§ Provided passage

.....

In two days i have an exam in java, and i can not figure out the answer to this question:
class ClassA {
public String foo(Integer x , int y) {
return "Integer, int";
}
public String foo(int x, Double y) {
return "int, Double";
}
public String foo(Number x, Number y) {
return "Number, Number";
}
public String foo(Object x, Object y) {
return "Object, Object";
}
public static void main(String... args) {
ClassA a = new ClassA();
System.out.print(a.foo(5, 1.2f) + " ");
System.out.println(a.foo(null, null));
}
}
What's the output?
The Answer is:
Number, Number Number, Number
I know that java always chooses the most specified Method, that is why a.foo(null,null); will envoke the Number,Number Method and not the Object,Object Method.
But why does a.foo(5,1.2f); also envoke the Number,Number Method and not the int,Double Method??
But one more thing which might be helpful:
If i remove the f after 1.2, so that the call is:
a.foo(5,1.2);
I get a compiler error, that it can not choose between the Number,Number and int,Double Method...
Would be really helpful, if you guys could explain that to me :)

.....

§ Information shown

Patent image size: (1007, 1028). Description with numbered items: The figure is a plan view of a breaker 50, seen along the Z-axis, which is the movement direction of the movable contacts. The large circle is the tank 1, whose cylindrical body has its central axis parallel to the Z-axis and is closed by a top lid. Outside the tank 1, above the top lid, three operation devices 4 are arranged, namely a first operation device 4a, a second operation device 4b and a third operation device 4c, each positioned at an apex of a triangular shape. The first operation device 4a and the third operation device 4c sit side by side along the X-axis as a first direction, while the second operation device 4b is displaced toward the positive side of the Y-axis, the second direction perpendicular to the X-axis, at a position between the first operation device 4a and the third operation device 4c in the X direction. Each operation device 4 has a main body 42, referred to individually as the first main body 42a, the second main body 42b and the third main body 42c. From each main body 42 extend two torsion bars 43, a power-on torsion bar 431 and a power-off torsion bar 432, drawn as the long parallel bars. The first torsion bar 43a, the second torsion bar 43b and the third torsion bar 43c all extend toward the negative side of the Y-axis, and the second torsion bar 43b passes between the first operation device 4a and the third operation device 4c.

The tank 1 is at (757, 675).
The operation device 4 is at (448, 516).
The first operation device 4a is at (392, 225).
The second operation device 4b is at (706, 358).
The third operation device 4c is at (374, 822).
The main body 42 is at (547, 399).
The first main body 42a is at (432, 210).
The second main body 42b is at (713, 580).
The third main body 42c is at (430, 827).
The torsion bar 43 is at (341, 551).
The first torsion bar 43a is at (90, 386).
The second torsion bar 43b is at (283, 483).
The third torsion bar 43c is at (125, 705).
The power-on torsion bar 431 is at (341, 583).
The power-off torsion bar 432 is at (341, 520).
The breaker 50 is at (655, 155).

.....

In the Java method overloading post, what happens when the f after 1.2 is removed so the call becomes a.foo(5,1.2)?

A compiler error says it can't choose between the Number,Number and int,Double methods.